[START]

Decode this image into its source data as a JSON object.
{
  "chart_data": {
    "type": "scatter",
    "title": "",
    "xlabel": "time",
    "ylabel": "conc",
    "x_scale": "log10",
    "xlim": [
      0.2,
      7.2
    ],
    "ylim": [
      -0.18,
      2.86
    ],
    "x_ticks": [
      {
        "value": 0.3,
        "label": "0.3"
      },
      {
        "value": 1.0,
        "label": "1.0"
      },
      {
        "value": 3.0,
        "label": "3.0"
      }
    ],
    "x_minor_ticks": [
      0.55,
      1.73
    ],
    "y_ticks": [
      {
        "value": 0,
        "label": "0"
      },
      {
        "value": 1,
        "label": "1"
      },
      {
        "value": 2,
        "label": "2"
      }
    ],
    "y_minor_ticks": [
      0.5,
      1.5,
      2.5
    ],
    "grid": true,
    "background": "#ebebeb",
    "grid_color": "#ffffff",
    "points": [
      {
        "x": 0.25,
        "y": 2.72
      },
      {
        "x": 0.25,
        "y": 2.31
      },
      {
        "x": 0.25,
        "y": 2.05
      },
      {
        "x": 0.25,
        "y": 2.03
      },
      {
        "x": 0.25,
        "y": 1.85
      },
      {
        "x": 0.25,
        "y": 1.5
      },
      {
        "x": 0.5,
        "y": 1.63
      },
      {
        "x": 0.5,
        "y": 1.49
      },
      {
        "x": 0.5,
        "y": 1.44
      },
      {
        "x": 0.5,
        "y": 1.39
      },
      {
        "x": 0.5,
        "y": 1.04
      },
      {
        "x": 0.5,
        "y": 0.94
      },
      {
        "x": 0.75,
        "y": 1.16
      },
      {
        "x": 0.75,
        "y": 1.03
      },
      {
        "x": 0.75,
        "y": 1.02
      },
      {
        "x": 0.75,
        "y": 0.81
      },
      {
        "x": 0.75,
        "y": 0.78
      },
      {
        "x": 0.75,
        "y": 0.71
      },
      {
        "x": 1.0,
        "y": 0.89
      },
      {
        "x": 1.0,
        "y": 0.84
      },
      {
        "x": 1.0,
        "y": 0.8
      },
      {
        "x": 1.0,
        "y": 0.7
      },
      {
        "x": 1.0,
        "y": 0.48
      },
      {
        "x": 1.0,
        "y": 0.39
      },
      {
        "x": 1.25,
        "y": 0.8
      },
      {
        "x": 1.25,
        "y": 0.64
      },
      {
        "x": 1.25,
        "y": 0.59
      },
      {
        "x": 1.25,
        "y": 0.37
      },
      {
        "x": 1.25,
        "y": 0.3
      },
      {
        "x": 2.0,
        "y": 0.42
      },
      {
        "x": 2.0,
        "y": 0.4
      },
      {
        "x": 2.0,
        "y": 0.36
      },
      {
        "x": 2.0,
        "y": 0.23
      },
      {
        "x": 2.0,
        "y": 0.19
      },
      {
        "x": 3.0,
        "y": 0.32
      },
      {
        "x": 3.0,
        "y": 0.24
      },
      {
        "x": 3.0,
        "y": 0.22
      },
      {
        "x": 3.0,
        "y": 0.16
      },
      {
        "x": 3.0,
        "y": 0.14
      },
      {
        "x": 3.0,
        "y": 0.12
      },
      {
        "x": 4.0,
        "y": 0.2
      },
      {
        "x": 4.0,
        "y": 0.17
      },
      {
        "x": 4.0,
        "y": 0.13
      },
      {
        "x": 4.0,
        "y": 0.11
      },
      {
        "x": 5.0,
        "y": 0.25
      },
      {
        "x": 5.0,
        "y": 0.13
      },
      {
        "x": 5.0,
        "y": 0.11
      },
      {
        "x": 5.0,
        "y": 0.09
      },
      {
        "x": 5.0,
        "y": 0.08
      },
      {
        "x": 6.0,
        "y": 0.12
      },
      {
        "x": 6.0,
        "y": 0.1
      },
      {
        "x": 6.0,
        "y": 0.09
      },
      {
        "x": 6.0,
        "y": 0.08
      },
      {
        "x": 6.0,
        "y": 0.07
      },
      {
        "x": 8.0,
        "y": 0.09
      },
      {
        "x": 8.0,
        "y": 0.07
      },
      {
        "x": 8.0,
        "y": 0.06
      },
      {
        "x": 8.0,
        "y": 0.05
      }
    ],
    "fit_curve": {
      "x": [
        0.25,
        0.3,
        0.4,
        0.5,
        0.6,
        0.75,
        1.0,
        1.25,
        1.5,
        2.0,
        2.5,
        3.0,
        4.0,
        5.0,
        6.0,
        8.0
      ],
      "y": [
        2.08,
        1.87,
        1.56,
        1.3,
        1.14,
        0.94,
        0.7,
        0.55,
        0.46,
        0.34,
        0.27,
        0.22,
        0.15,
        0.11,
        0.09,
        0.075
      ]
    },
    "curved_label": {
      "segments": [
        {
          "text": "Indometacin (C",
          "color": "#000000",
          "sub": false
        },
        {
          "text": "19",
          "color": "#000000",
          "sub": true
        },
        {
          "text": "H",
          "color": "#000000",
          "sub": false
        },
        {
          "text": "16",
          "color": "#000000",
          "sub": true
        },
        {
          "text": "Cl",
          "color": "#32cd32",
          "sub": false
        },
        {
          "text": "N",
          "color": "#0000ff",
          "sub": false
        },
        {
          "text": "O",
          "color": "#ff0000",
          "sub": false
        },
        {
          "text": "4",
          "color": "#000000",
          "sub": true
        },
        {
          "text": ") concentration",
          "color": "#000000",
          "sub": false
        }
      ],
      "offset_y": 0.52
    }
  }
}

[END]

Report how many lines of the records above contain the word "text", and give only that number.

- _Full response_:
9